• SOURCE DOCUMENT:
# # # # #

You know what we all need more than psychedelic mushrooms? Clean water for everyone is what we need, and a good sense of humor, collective hard work, and an ability to chill and appreciate the moment, even when things are hard. Substances, no matter how powerful, can’t compare to basic awareness and an ethical worldview. It’s not the substance but how we employ the substance in service to an ethic that gets results.

Her pilgrimage to North Dakota to stand with the Water Protectors during the Dakota Access Pipeline protests in 2016-17 inspired a long blog post (reprinted in the book) called “The Unbearable Whiteness of Being at Standing Rock,” which contains instructions for white people attending Indigenous ceremonies. Her non-linear account reflects how the personal and the political intertwine, especially in the ambivalent realm of social media:

Nothing speaks love and fixes things like going oceanic…Occupy was a brief moment in time when we could collectively set aside what divided us in favor of a utopian spirit that permeated our spaces. Then Occupy was defeated. The new reality was impossible student loans; call-out culture; Abilify and Adderall; trigger warnings; PTSD; GoFundMes; safe spaces; paying rent in San Francisco, Los Angeles, and New York; Tinder; and MFA or Die. It was years past the time when we found each other on personal blogs. Now anything we wrote on the internet just fed the monster that was Google and we couldn’t pretend otherwise. We said we would quit Facebook, but none of us ever did. No one was equipped to go oceanic anymore, not in real time, not in actual rooms.

# # # # #

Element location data
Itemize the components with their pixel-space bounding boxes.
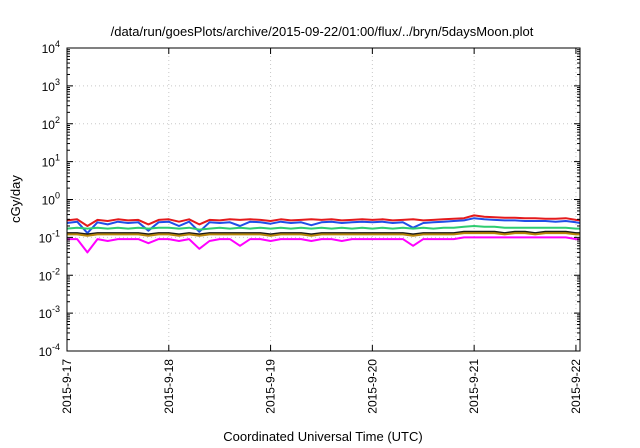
series-line-1: [66, 214, 581, 227]
y-tick-label: 100: [42, 191, 60, 208]
y-tick-label: 10-1: [39, 228, 60, 245]
y-axis-label: cGy/day: [8, 175, 23, 223]
y-tick-label: 10-2: [39, 266, 60, 283]
x-tick-label: 2015-9-20: [365, 359, 379, 414]
y-axis: 10-4 10-3 10-2 10-1 100 101 102 103 104: [39, 39, 580, 359]
x-tick-label: 2015-9-19: [264, 359, 278, 414]
grid: [67, 48, 580, 351]
series-line-2: [66, 217, 581, 235]
chart-title: /data/run/goesPlots/archive/2015-09-22/0…: [111, 24, 534, 39]
series-line-4: [67, 230, 580, 236]
series-group: [66, 214, 581, 254]
x-tick-label: 2015-9-17: [60, 359, 74, 414]
x-tick-label: 2015-9-22: [569, 359, 583, 414]
series-line-6: [67, 236, 580, 254]
y-tick-label: 10-3: [39, 304, 60, 321]
y-tick-label: 102: [42, 115, 60, 132]
x-tick-label: 2015-9-18: [162, 359, 176, 414]
y-tick-label: 104: [42, 39, 60, 56]
series-line-5: [67, 232, 580, 237]
y-tick-label: 103: [42, 77, 60, 94]
y-tick-label: 101: [42, 153, 60, 170]
x-tick-label: 2015-9-21: [467, 359, 481, 414]
y-tick-label: 10-4: [39, 342, 60, 359]
x-axis: 2015-9-17 2015-9-18 2015-9-19 2015-9-20 2015…: [60, 48, 583, 414]
series-line-3: [66, 225, 580, 231]
x-axis-label: Coordinated Universal Time (UTC): [223, 429, 422, 444]
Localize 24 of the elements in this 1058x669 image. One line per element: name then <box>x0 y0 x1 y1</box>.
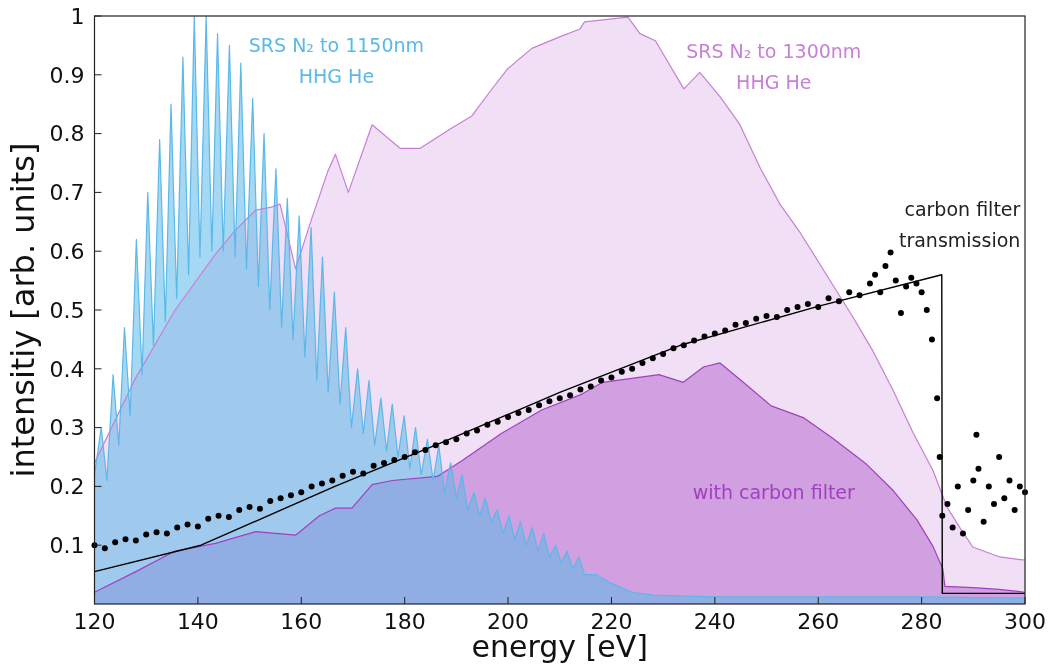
x-tick-label: 280 <box>900 609 943 634</box>
y-tick-label: 0.3 <box>49 415 85 441</box>
x-tick-label: 260 <box>797 609 840 634</box>
series-label: carbon filter transmission <box>898 198 1021 252</box>
y-tick-label: 0.2 <box>49 474 85 500</box>
series-label: SRS N₂ to 1150nm HHG He <box>248 33 425 87</box>
series-label: with carbon filter <box>692 480 856 503</box>
y-tick-label: 0.4 <box>49 356 85 382</box>
line-series <box>94 274 1025 595</box>
series-label: SRS N₂ to 1300nm HHG He <box>686 39 862 93</box>
x-tick-label: 120 <box>73 609 116 634</box>
y-tick-label: 1 <box>70 3 85 29</box>
y-tick-label: 0.1 <box>49 532 85 558</box>
y-axis-title: intensitiy [arb. units] <box>4 142 42 478</box>
x-tick-label: 160 <box>280 609 323 634</box>
y-tick-label: 0.7 <box>49 180 85 206</box>
y-tick-label: 0.8 <box>49 121 85 147</box>
x-tick-label: 240 <box>693 609 736 634</box>
y-tick-label: 0.6 <box>49 238 85 264</box>
y-tick-label: 0.5 <box>49 297 85 323</box>
x-tick-label: 300 <box>1004 609 1046 634</box>
x-tick-label: 140 <box>176 609 219 634</box>
x-tick-label: 180 <box>383 609 426 634</box>
y-tick-label: 0.9 <box>49 62 85 88</box>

# # # # #

• TASK REQUIREMENTS: Retype the review excerpt word for word, beginning at the words "Nothing speaks love" and stopping after "in actual rooms.". The rows have no connection to the review excerpt.

• REPLY:
Nothing speaks love and fixes things like going oceanic…Occupy was a brief moment in time when we could collectively set aside what divided us in favor of a utopian spirit that permeated our spaces. Then Occupy was defeated. The new reality was impossible student loans; call-out culture; Abilify and Adderall; trigger warnings; PTSD; GoFundMes; safe spaces; paying rent in San Francisco, Los Angeles, and New York; Tinder; and MFA or Die. It was years past the time when we found each other on personal blogs. Now anything we wrote on the internet just fed the monster that was Google and we couldn’t pretend otherwise. We said we would quit Facebook, but none of us ever did. No one was equipped to go oceanic anymore, not in real time, not in actual rooms.